Take down each entry exactly as written.

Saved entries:
+++++

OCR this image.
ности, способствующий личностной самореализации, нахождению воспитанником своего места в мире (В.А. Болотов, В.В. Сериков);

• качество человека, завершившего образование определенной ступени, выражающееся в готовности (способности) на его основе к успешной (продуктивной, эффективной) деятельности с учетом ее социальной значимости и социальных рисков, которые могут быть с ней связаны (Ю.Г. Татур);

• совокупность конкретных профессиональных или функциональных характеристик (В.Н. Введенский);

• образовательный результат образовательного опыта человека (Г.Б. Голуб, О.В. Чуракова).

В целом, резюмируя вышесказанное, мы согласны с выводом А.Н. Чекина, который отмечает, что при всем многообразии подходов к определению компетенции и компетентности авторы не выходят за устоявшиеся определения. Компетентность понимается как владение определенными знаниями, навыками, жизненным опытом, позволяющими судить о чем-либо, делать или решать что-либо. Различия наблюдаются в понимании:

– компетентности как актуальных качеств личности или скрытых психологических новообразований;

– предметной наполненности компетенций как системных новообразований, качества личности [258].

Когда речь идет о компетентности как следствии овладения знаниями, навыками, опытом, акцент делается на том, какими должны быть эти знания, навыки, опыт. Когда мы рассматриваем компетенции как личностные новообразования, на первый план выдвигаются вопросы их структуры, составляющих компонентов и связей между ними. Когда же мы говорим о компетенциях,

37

+++++

• EXERCISE SOLUTION
OCR this image.
ности, способствующий личностной самореализации, нахождению воспитанником своего места в мире (В.А. Болотов, В.В. Сериков);

• качество человека, завершившего образование определенной ступени, выражающееся в готовности (способности) на его основе к успешной (продуктивной, эффективной) деятельности с учетом ее социальной значимости и социальных рисков, которые могут быть с ней связаны (Ю.Г. Татур);

• совокупность конкретных профессиональных или функциональных характеристик (В.Н. Введенский);

• образовательный результат образовательного опыта человека (Г.Б. Голуб, О.В. Чуракова).

В целом, резюмируя вышесказанное, мы согласны с выводом А.Н. Чекина, который отмечает, что при всем многообразии подходов к определению компетенции и компетентности авторы не выходят за устоявшиеся определения. Компетентность понимается как владение определенными знаниями, навыками, жизненным опытом, позволяющими судить о чем-либо, делать или решать что-либо. Различия наблюдаются в понимании:

– компетентности как актуальных качеств личности или скрытых психологических новообразований;

– предметной наполненности компетенций как системных новообразований, качества личности [258].

Когда речь идет о компетентности как следствии овладения знаниями, навыками, опытом, акцент делается на том, какими должны быть эти знания, навыки, опыт. Когда мы рассматриваем компетенции как личностные новообразования, на первый план выдвигаются вопросы их структуры, составляющих компонентов и связей между ними. Когда же мы говорим о компетенциях,

37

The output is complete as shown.